## Problem to work on
What lines of the data hold the string "wiki"? Pull each one out.

## Task material
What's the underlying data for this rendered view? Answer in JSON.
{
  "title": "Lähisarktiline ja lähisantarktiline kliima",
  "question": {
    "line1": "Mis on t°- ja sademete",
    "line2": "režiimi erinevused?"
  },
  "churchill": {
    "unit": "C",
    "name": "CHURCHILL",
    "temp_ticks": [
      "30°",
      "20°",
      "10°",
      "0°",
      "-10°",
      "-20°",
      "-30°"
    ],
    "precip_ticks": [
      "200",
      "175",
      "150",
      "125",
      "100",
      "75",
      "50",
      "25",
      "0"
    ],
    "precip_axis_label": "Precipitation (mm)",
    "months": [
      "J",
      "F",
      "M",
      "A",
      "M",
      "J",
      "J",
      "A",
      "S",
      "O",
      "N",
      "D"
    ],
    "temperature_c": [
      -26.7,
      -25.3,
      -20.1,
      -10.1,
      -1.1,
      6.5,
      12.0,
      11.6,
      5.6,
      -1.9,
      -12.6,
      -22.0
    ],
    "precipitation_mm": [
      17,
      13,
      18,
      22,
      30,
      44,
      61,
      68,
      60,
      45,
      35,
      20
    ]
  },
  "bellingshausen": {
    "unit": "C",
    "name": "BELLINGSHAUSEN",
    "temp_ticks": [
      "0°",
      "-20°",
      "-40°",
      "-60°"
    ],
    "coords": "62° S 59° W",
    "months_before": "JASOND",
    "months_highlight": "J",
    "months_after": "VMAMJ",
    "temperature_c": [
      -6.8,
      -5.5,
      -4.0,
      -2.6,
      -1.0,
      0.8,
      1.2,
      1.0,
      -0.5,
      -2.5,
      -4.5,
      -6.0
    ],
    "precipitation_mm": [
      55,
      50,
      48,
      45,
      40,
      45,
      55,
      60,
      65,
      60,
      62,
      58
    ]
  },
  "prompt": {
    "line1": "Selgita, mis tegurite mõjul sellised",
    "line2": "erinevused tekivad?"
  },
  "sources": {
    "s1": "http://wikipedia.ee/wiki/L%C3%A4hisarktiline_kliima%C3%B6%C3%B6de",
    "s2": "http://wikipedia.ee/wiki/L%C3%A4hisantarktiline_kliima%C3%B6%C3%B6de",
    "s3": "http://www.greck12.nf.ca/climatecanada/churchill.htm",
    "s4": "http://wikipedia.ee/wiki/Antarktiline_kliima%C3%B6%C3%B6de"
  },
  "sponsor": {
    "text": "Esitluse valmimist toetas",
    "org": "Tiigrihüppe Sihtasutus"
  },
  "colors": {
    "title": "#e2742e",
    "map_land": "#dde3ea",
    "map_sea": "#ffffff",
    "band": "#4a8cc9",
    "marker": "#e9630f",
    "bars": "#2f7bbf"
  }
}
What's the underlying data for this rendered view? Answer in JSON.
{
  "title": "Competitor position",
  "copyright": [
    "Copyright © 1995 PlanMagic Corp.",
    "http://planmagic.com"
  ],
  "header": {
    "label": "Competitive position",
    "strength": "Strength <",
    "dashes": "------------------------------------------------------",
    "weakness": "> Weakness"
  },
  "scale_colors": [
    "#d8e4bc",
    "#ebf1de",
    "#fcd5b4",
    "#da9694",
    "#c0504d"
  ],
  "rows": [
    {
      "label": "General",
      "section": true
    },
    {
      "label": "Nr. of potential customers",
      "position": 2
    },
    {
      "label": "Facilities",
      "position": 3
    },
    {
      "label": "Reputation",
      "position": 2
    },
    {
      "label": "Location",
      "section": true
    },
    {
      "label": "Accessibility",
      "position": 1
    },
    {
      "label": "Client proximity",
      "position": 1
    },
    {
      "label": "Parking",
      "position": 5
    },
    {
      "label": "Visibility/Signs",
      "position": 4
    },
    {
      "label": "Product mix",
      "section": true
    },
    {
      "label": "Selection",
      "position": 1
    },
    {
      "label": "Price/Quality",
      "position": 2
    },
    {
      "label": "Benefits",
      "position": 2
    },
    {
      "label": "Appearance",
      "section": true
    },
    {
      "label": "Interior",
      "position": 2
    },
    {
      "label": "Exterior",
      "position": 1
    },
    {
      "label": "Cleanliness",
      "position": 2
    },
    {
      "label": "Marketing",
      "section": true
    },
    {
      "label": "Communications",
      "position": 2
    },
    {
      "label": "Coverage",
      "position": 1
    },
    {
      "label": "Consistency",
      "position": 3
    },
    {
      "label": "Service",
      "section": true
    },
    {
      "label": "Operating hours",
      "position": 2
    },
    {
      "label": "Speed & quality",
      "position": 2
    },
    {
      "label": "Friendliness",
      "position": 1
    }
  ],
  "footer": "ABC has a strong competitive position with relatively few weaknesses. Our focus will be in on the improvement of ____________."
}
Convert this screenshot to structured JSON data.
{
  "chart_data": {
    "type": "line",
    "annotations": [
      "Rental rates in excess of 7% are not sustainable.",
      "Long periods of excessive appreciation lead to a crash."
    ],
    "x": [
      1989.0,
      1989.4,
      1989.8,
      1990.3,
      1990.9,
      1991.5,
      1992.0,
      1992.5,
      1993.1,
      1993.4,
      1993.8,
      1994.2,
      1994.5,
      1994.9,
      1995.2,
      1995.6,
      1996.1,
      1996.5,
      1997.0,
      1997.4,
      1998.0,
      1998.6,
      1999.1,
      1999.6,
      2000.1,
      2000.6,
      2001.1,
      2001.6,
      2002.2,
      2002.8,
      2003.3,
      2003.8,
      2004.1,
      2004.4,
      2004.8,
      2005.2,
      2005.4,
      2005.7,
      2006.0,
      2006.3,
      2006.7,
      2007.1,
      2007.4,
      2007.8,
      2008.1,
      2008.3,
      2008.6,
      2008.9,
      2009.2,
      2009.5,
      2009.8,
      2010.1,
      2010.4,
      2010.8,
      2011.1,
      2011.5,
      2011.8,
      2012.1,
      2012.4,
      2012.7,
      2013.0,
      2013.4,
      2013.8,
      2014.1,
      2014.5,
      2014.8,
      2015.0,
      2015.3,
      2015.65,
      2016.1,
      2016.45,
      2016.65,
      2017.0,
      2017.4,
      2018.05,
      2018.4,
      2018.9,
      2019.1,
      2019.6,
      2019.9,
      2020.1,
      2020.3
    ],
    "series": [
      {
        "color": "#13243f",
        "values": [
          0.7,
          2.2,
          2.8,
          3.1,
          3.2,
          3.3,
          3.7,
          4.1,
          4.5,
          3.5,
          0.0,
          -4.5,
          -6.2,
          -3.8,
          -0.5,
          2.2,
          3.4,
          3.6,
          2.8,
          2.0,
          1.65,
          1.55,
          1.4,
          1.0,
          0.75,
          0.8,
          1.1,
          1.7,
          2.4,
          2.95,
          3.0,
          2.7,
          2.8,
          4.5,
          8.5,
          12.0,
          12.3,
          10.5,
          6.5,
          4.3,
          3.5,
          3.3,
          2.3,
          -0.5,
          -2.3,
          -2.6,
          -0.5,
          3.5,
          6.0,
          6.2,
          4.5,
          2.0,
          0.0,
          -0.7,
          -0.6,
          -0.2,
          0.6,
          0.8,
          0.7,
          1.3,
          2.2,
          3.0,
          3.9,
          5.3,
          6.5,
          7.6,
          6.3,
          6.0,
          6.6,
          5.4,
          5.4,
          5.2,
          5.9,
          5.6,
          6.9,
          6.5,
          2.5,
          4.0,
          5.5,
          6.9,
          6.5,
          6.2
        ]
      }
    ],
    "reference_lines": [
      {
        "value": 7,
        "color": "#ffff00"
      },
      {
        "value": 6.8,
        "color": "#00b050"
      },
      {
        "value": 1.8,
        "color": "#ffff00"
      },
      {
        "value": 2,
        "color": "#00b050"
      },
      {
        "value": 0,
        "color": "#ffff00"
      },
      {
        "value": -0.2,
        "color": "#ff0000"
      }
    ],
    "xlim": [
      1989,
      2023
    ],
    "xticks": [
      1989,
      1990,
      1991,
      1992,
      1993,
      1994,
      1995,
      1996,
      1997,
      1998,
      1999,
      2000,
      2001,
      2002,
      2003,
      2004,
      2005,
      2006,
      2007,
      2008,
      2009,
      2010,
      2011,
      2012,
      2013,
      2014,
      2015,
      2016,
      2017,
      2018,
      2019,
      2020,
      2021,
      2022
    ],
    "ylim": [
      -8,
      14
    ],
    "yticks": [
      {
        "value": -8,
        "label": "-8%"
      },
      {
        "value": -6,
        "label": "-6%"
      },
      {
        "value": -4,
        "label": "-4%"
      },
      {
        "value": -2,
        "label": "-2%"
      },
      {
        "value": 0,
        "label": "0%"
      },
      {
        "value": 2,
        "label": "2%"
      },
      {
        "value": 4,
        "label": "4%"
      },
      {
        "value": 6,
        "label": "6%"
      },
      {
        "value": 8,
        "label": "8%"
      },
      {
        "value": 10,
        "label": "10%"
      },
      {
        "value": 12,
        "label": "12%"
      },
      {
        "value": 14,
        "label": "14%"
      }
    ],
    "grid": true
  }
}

## Response below
    "s1": "http://wikipedia.ee/wiki/L%C3%A4hisarktiline_kliima%C3%B6%C3%B6de",
    "s2": "http://wikipedia.ee/wiki/L%C3%A4hisantarktiline_kliima%C3%B6%C3%B6de",
    "s4": "http://wikipedia.ee/wiki/Antarktiline_kliima%C3%B6%C3%B6de"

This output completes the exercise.